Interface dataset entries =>
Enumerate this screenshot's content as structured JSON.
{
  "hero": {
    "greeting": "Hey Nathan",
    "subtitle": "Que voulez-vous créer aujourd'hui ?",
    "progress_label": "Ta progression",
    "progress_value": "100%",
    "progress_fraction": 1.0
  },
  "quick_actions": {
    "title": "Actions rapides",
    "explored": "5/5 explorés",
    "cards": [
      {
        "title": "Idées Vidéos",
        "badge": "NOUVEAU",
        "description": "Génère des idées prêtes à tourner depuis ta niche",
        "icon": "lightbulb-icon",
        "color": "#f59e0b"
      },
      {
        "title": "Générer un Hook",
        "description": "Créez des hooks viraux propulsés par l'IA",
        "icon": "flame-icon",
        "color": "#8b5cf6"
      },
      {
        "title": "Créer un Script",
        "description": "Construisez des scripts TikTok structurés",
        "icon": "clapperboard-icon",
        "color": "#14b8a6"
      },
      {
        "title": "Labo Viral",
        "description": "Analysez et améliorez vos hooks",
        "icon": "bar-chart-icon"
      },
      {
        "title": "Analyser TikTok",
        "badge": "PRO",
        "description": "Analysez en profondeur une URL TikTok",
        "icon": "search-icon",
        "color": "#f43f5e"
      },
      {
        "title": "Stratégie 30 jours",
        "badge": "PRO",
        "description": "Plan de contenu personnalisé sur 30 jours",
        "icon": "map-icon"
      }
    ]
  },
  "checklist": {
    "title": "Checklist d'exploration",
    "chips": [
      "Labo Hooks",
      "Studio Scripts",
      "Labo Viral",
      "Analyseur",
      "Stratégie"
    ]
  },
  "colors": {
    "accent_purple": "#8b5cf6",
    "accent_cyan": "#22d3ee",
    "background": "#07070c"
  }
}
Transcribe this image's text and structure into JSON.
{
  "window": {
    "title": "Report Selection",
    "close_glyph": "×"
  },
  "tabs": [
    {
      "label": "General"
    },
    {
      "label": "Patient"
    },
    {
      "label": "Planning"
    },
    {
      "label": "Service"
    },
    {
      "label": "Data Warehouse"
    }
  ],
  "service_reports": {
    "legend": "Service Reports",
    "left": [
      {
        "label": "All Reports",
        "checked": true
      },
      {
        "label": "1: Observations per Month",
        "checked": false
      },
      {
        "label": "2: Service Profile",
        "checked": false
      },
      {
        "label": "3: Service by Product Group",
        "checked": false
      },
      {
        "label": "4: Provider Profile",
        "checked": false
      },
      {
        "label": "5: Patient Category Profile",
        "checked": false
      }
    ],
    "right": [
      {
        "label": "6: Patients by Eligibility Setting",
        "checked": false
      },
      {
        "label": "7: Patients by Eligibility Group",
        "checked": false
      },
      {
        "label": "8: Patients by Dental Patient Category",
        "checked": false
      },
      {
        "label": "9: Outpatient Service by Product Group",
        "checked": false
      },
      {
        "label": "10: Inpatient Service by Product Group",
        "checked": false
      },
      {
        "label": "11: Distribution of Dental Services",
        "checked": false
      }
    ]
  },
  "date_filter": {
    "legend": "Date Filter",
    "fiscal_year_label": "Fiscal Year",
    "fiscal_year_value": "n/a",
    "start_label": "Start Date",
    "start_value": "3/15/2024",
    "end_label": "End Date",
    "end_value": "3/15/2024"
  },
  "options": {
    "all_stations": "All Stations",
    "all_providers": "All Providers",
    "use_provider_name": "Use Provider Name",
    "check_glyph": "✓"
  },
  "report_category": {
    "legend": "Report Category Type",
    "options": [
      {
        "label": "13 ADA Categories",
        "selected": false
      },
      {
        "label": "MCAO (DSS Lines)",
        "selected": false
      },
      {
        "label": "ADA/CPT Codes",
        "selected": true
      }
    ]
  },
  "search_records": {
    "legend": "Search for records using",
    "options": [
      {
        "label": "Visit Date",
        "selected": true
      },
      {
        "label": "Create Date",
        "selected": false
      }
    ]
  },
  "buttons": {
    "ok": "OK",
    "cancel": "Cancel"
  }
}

EXERCISE REQUIREMENTS => Give the entries again exactly, every one.

RESPONSE =>
Enumerate this screenshot's content as structured JSON.
{
  "hero": {
    "greeting": "Hey Nathan",
    "subtitle": "Que voulez-vous créer aujourd'hui ?",
    "progress_label": "Ta progression",
    "progress_value": "100%",
    "progress_fraction": 1.0
  },
  "quick_actions": {
    "title": "Actions rapides",
    "explored": "5/5 explorés",
    "cards": [
      {
        "title": "Idées Vidéos",
        "badge": "NOUVEAU",
        "description": "Génère des idées prêtes à tourner depuis ta niche",
        "icon": "lightbulb-icon",
        "color": "#f59e0b"
      },
      {
        "title": "Générer un Hook",
        "description": "Créez des hooks viraux propulsés par l'IA",
        "icon": "flame-icon",
        "color": "#8b5cf6"
      },
      {
        "title": "Créer un Script",
        "description": "Construisez des scripts TikTok structurés",
        "icon": "clapperboard-icon",
        "color": "#14b8a6"
      },
      {
        "title": "Labo Viral",
        "description": "Analysez et améliorez vos hooks",
        "icon": "bar-chart-icon"
      },
      {
        "title": "Analyser TikTok",
        "badge": "PRO",
        "description": "Analysez en profondeur une URL TikTok",
        "icon": "search-icon",
        "color": "#f43f5e"
      },
      {
        "title": "Stratégie 30 jours",
        "badge": "PRO",
        "description": "Plan de contenu personnalisé sur 30 jours",
        "icon": "map-icon"
      }
    ]
  },
  "checklist": {
    "title": "Checklist d'exploration",
    "chips": [
      "Labo Hooks",
      "Studio Scripts",
      "Labo Viral",
      "Analyseur",
      "Stratégie"
    ]
  },
  "colors": {
    "accent_purple": "#8b5cf6",
    "accent_cyan": "#22d3ee",
    "background": "#07070c"
  }
}
Transcribe this image's text and structure into JSON.
{
  "window": {
    "title": "Report Selection",
    "close_glyph": "×"
  },
  "tabs": [
    {
      "label": "General"
    },
    {
      "label": "Patient"
    },
    {
      "label": "Planning"
    },
    {
      "label": "Service"
    },
    {
      "label": "Data Warehouse"
    }
  ],
  "service_reports": {
    "legend": "Service Reports",
    "left": [
      {
        "label": "All Reports",
        "checked": true
      },
      {
        "label": "1: Observations per Month",
        "checked": false
      },
      {
        "label": "2: Service Profile",
        "checked": false
      },
      {
        "label": "3: Service by Product Group",
        "checked": false
      },
      {
        "label": "4: Provider Profile",
        "checked": false
      },
      {
        "label": "5: Patient Category Profile",
        "checked": false
      }
    ],
    "right": [
      {
        "label": "6: Patients by Eligibility Setting",
        "checked": false
      },
      {
        "label": "7: Patients by Eligibility Group",
        "checked": false
      },
      {
        "label": "8: Patients by Dental Patient Category",
        "checked": false
      },
      {
        "label": "9: Outpatient Service by Product Group",
        "checked": false
      },
      {
        "label": "10: Inpatient Service by Product Group",
        "checked": false
      },
      {
        "label": "11: Distribution of Dental Services",
        "checked": false
      }
    ]
  },
  "date_filter": {
    "legend": "Date Filter",
    "fiscal_year_label": "Fiscal Year",
    "fiscal_year_value": "n/a",
    "start_label": "Start Date",
    "start_value": "3/15/2024",
    "end_label": "End Date",
    "end_value": "3/15/2024"
  },
  "options": {
    "all_stations": "All Stations",
    "all_providers": "All Providers",
    "use_provider_name": "Use Provider Name",
    "check_glyph": "✓"
  },
  "report_category": {
    "legend": "Report Category Type",
    "options": [
      {
        "label": "13 ADA Categories",
        "selected": false
      },
      {
        "label": "MCAO (DSS Lines)",
        "selected": false
      },
      {
        "label": "ADA/CPT Codes",
        "selected": true
      }
    ]
  },
  "search_records": {
    "legend": "Search for records using",
    "options": [
      {
        "label": "Visit Date",
        "selected": true
      },
      {
        "label": "Create Date",
        "selected": false
      }
    ]
  },
  "buttons": {
    "ok": "OK",
    "cancel": "Cancel"
  }
}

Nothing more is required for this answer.